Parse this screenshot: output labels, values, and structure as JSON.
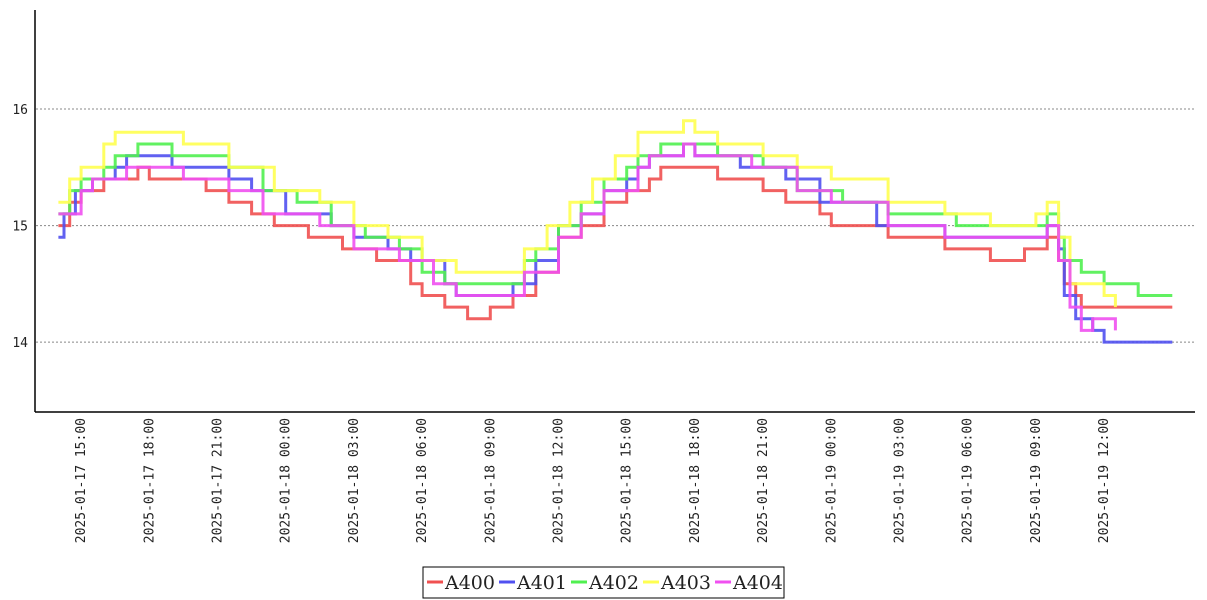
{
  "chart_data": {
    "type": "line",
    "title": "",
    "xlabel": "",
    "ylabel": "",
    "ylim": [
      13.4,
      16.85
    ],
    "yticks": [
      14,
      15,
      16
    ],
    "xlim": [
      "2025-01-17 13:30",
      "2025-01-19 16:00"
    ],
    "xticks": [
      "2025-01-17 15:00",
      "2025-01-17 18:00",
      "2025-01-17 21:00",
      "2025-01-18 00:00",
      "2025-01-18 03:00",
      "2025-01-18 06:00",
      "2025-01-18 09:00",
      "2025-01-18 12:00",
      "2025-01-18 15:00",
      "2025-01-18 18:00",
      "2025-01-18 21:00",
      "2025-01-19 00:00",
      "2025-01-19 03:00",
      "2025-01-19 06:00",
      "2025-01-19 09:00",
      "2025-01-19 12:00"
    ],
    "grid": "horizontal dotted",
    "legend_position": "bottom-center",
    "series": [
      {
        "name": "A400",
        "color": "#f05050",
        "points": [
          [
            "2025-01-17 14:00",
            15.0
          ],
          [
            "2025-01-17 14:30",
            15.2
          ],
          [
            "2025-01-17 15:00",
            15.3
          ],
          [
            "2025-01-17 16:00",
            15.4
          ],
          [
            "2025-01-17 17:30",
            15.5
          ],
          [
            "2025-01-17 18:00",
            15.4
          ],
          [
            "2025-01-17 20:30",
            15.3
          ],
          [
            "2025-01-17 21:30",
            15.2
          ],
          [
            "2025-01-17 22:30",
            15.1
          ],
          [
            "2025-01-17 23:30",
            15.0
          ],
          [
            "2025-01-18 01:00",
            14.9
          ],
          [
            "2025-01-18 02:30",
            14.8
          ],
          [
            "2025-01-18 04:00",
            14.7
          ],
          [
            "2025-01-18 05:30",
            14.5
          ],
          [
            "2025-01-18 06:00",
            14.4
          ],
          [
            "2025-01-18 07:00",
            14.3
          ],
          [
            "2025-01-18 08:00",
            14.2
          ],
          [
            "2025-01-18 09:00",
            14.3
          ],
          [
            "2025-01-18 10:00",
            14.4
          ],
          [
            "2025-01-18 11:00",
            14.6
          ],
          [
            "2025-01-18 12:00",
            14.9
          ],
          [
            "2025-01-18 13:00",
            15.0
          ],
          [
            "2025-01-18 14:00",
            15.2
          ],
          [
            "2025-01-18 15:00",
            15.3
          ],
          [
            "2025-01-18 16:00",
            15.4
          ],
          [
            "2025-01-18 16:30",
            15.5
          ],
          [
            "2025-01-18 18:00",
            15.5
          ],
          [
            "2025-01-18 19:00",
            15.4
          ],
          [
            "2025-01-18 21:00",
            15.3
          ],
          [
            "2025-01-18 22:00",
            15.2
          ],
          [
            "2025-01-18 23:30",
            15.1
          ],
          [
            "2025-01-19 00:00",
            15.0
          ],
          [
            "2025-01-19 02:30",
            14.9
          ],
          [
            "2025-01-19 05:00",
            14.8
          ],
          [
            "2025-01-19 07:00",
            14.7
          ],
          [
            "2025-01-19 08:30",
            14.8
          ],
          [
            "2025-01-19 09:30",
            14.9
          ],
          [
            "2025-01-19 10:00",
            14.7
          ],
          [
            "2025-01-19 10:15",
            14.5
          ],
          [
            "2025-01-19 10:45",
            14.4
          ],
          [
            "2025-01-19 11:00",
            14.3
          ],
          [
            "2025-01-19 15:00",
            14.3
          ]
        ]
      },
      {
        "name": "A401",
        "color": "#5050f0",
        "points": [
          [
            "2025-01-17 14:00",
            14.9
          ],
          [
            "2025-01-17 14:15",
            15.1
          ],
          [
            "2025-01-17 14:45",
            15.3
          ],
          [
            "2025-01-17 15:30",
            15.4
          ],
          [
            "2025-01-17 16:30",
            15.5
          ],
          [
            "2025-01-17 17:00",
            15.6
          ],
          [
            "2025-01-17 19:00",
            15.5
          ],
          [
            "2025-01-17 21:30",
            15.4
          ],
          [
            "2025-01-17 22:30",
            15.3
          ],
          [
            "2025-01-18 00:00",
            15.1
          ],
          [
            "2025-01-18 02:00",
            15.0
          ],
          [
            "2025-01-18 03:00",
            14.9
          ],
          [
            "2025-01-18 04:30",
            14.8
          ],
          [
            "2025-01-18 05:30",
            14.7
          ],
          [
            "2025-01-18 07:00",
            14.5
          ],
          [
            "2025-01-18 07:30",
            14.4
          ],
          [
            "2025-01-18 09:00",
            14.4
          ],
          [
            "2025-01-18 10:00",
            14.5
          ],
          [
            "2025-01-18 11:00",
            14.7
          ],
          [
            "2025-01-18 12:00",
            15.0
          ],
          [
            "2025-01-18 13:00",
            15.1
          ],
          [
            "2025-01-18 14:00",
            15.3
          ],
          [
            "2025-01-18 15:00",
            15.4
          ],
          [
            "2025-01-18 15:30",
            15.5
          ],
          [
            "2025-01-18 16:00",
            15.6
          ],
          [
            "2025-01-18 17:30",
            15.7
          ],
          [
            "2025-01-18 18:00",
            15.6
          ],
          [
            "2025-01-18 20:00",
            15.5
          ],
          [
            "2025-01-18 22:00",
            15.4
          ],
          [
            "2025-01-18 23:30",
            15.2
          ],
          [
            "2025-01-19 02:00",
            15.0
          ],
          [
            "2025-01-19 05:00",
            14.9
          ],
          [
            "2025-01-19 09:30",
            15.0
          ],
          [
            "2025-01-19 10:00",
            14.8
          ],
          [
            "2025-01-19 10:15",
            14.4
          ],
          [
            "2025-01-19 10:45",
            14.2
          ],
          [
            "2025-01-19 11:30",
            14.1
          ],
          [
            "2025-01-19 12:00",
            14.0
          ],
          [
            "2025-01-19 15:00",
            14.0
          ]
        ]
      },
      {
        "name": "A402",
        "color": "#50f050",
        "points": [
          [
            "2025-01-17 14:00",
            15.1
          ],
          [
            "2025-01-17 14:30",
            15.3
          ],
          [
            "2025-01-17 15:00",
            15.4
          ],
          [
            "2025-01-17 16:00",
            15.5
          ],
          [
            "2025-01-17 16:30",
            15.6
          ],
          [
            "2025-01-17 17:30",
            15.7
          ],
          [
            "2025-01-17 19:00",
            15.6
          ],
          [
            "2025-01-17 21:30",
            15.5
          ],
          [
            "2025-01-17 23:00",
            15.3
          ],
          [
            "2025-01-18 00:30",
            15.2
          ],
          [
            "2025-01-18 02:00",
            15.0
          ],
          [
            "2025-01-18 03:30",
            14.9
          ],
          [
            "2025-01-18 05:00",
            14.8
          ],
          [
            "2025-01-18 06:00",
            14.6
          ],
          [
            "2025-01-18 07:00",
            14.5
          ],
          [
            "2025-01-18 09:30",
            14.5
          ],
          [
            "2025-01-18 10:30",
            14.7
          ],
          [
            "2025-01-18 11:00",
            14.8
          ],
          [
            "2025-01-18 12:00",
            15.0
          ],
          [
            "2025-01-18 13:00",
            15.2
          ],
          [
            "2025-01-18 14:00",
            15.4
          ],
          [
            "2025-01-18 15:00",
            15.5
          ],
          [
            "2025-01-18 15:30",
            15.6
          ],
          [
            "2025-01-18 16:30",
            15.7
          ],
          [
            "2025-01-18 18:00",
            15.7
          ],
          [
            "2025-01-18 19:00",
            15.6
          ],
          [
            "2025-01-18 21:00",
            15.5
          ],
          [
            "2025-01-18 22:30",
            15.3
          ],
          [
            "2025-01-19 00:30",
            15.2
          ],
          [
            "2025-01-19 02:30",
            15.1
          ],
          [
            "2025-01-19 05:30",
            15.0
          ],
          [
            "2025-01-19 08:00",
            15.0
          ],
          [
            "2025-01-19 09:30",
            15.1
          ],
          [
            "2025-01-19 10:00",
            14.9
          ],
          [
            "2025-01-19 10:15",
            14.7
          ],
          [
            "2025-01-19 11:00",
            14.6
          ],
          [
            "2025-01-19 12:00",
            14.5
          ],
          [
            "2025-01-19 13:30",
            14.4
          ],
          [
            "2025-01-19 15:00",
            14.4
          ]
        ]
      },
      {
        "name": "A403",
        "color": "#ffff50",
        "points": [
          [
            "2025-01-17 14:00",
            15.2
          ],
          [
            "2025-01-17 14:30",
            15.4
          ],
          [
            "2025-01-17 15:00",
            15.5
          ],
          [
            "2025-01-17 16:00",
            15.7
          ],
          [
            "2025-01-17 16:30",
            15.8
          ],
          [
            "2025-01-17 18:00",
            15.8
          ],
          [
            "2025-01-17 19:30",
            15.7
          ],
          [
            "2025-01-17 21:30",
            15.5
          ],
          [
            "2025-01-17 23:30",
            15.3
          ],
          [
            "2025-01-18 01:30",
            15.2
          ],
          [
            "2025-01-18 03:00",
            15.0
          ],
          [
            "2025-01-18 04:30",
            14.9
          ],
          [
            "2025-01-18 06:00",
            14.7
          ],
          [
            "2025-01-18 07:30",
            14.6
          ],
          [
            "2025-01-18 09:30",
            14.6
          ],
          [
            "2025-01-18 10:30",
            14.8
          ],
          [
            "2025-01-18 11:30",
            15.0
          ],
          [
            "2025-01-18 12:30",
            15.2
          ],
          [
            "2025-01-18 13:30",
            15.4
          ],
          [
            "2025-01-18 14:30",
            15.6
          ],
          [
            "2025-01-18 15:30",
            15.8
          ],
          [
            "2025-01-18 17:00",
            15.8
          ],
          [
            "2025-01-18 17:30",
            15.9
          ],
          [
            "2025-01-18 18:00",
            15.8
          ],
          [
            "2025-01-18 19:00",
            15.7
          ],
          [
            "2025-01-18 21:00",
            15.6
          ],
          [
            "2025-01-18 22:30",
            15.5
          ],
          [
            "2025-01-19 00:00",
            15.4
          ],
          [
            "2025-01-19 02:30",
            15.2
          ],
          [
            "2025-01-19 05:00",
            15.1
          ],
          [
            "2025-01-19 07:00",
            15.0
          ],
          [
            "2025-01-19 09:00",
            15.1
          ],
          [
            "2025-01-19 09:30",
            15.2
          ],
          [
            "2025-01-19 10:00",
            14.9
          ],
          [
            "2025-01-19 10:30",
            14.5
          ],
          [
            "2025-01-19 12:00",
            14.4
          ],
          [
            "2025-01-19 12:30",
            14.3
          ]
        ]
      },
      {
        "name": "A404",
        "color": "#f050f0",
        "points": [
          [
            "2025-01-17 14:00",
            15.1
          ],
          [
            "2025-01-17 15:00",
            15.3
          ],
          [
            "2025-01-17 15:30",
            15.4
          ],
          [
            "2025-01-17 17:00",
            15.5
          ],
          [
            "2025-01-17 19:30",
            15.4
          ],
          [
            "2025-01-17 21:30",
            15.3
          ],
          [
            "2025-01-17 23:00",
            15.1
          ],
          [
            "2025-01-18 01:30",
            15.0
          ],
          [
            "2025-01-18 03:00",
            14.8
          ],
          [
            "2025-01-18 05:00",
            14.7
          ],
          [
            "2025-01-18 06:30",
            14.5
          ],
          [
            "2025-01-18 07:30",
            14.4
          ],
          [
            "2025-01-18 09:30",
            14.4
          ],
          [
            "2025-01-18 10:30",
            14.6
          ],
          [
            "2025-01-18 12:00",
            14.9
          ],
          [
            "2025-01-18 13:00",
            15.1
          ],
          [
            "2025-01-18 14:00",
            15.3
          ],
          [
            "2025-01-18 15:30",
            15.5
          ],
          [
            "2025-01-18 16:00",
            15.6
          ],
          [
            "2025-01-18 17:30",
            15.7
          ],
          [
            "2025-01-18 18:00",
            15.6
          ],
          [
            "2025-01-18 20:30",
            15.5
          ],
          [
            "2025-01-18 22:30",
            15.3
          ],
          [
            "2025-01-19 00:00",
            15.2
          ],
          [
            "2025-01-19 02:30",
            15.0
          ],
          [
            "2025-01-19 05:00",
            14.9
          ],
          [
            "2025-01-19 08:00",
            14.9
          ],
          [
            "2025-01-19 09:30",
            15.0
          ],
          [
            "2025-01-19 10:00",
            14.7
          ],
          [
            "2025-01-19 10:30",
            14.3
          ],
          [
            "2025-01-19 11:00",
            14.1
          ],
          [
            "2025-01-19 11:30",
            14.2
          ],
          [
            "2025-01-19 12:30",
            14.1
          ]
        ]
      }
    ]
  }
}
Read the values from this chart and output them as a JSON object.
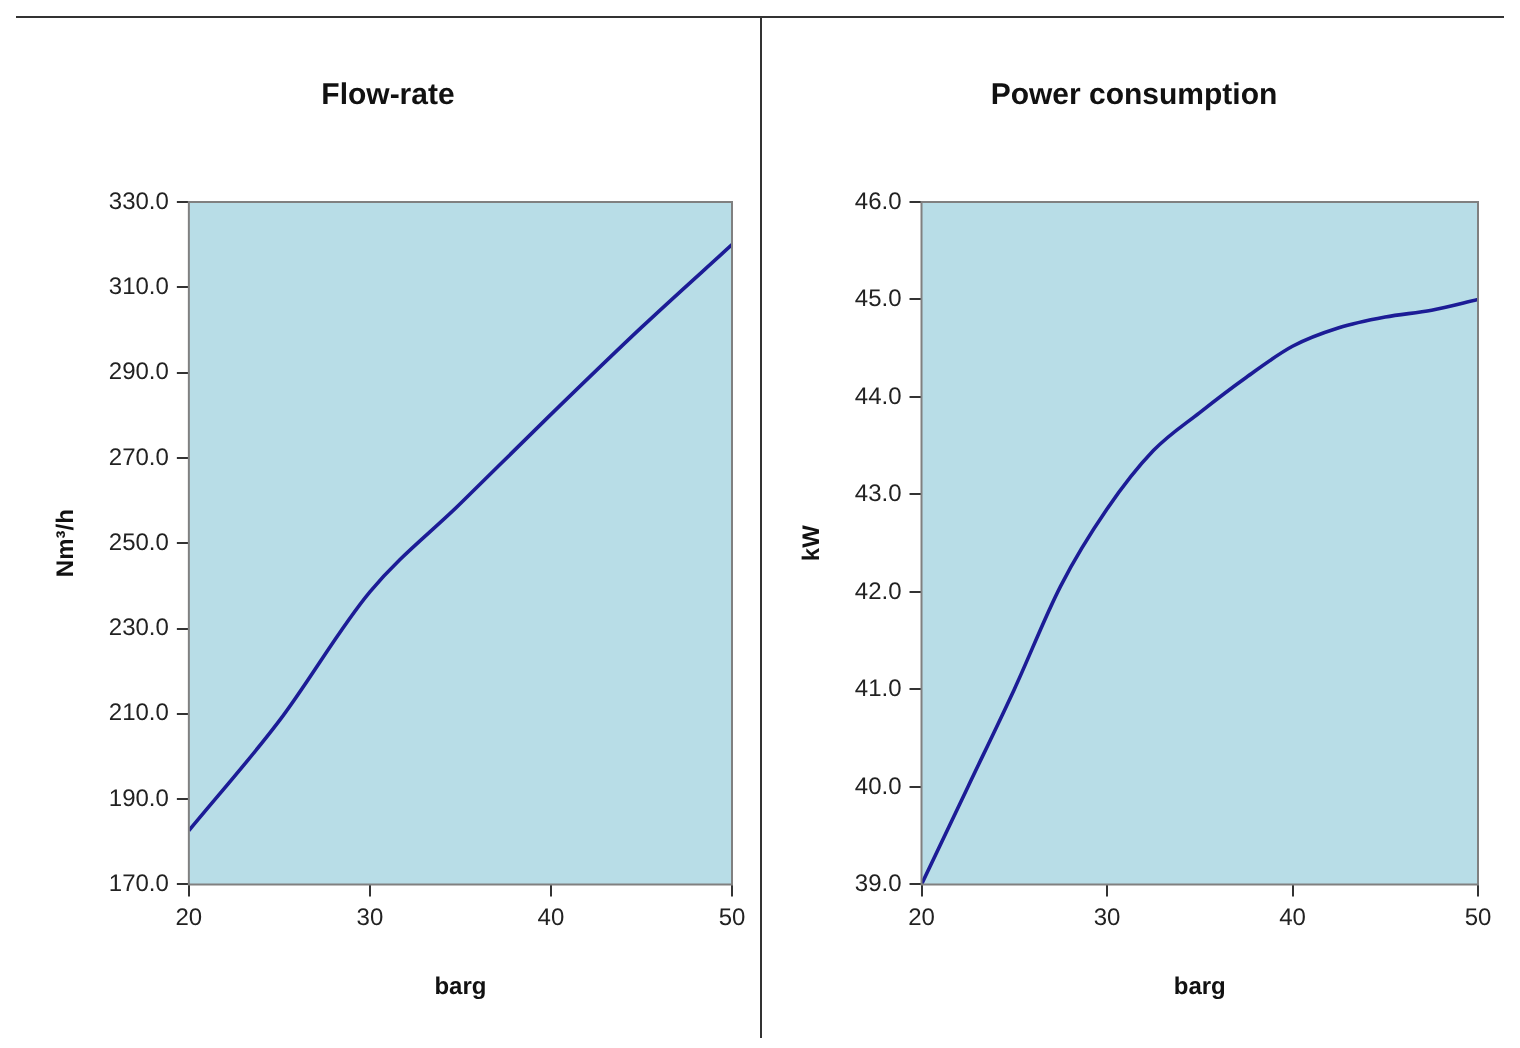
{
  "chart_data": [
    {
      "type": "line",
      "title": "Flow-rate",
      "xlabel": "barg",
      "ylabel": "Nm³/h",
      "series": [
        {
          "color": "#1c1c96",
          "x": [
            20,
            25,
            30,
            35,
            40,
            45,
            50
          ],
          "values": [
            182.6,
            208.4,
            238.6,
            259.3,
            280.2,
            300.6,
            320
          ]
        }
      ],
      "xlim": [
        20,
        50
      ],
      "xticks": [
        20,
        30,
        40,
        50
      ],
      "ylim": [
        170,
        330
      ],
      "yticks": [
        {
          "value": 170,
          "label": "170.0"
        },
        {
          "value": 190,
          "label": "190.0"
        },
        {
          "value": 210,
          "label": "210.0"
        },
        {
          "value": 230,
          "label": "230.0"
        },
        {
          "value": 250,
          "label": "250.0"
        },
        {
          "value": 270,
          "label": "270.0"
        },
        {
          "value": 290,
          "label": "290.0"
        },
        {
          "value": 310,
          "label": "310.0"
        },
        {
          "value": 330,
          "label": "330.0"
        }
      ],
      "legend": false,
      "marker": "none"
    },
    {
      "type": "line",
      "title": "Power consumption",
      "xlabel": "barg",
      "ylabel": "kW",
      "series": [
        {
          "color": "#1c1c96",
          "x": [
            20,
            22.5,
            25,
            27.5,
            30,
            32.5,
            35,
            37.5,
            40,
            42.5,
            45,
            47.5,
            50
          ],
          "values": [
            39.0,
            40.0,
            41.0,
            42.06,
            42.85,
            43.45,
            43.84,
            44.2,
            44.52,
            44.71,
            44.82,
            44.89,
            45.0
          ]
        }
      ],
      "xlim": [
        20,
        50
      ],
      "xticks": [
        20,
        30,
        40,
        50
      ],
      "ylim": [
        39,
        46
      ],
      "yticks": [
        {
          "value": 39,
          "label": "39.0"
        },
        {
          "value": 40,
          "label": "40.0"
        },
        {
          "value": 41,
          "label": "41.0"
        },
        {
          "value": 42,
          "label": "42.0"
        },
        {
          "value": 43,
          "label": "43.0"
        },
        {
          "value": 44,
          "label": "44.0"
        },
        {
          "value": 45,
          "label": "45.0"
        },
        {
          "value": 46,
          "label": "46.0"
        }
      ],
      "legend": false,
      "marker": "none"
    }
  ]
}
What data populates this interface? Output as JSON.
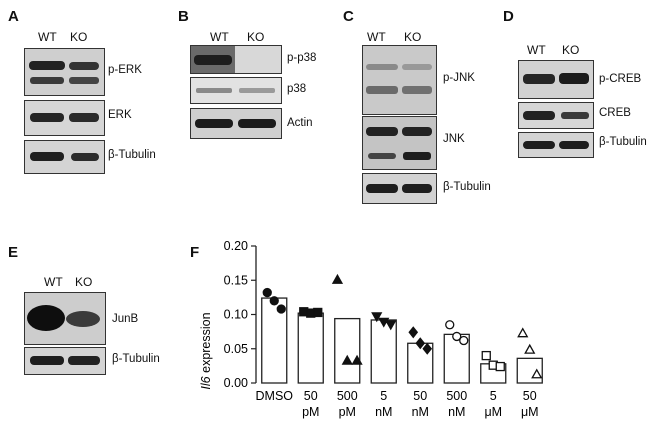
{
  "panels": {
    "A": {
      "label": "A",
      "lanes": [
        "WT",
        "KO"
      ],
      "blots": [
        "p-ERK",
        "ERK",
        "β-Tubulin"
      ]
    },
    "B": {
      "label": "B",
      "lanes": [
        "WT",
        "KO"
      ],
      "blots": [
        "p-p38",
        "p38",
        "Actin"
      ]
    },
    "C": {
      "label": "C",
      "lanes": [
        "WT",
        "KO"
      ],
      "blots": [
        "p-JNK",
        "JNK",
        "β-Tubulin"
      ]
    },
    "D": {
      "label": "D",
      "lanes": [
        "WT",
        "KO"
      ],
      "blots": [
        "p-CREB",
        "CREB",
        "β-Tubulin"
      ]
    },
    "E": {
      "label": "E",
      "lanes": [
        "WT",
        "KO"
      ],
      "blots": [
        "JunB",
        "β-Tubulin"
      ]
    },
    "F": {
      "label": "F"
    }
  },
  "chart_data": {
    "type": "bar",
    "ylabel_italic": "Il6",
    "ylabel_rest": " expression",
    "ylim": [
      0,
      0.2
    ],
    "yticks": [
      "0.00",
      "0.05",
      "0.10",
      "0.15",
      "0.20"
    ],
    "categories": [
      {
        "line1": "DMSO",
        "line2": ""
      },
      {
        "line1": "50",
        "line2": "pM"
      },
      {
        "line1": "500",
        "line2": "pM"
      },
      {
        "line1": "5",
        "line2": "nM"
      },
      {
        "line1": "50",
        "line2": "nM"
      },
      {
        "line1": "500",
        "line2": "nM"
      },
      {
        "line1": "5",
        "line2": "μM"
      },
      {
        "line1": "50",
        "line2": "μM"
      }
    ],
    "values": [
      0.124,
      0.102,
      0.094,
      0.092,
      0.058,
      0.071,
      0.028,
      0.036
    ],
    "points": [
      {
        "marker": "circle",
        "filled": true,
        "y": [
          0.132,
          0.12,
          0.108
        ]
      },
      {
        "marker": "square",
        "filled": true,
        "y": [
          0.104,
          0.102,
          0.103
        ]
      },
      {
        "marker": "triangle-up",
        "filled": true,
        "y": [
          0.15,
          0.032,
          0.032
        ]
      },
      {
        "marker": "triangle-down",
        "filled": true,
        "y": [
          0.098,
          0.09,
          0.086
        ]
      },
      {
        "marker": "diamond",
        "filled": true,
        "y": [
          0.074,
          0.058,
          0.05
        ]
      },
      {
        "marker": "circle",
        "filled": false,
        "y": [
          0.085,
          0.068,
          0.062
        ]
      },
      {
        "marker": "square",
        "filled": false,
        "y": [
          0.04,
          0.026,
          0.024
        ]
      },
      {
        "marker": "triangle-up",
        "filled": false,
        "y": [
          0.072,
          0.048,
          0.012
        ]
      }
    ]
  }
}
★ ★ ★ ★
- [Work to be completed]: Across the data above, how many lines include the word "type"? Give only the count.

- [Answer to this exercise]: 4